(Dataset items)
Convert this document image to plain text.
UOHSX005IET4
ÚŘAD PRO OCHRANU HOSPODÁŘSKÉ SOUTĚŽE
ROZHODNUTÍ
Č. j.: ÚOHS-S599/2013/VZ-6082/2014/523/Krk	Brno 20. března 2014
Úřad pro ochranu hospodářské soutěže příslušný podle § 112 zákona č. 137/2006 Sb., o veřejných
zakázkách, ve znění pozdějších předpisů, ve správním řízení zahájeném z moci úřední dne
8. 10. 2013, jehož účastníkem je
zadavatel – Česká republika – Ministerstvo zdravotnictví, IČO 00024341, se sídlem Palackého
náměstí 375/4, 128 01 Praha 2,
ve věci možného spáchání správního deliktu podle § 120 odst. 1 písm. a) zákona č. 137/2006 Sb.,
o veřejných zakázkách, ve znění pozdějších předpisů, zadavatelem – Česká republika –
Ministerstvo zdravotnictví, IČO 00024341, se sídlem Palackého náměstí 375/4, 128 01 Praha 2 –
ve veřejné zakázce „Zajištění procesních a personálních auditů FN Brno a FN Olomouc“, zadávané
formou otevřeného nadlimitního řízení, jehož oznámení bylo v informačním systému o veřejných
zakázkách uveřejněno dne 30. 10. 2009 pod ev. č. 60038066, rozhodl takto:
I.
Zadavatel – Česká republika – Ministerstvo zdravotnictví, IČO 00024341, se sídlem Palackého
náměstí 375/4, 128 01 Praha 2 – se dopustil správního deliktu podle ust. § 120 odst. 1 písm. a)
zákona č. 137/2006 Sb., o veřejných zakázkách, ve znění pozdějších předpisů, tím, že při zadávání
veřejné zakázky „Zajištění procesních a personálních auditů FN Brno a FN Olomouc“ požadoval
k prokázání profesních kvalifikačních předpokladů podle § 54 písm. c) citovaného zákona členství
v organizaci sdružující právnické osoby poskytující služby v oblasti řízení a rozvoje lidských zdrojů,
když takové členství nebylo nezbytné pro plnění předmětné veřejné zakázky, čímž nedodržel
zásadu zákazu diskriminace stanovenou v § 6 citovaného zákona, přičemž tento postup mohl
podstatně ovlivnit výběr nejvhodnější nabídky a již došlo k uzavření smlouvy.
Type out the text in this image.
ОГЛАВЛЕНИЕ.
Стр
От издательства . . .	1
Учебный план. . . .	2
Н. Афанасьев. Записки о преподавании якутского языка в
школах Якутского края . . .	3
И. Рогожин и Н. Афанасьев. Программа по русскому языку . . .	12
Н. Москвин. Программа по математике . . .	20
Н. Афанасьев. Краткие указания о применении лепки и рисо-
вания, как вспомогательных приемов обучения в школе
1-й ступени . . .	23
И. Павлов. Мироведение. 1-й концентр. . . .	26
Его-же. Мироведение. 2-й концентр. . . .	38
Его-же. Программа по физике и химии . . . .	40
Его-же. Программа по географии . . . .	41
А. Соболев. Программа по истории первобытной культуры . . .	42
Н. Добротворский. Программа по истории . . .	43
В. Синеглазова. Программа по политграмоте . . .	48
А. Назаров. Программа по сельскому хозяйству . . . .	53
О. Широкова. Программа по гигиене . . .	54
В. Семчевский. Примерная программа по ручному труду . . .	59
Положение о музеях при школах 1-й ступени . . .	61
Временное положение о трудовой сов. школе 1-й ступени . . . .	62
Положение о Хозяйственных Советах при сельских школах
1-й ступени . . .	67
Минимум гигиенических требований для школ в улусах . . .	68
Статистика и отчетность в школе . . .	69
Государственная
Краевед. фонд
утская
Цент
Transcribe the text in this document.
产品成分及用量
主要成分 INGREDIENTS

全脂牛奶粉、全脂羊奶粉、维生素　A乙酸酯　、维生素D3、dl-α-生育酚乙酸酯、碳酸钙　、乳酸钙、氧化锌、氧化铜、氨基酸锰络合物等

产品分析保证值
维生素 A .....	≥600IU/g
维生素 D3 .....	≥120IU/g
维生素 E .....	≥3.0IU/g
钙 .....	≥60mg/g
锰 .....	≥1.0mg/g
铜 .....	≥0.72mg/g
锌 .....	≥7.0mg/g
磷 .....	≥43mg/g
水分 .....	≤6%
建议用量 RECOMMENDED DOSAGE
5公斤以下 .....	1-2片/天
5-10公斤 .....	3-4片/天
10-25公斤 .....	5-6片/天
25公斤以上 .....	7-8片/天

→ REQUIRED WORK
Gather every line from the listing above in which the word "předpisů" appears.

→ SOLUTION TO THIS TASK
zakázkách, ve znění pozdějších předpisů, ve správním řízení zahájeném z moci úřední dne
o veřejných zakázkách, ve znění pozdějších předpisů, zadavatelem – Česká republika –
zákona č. 137/2006 Sb., o veřejných zakázkách, ve znění pozdějších předpisů, tím, že při zadávání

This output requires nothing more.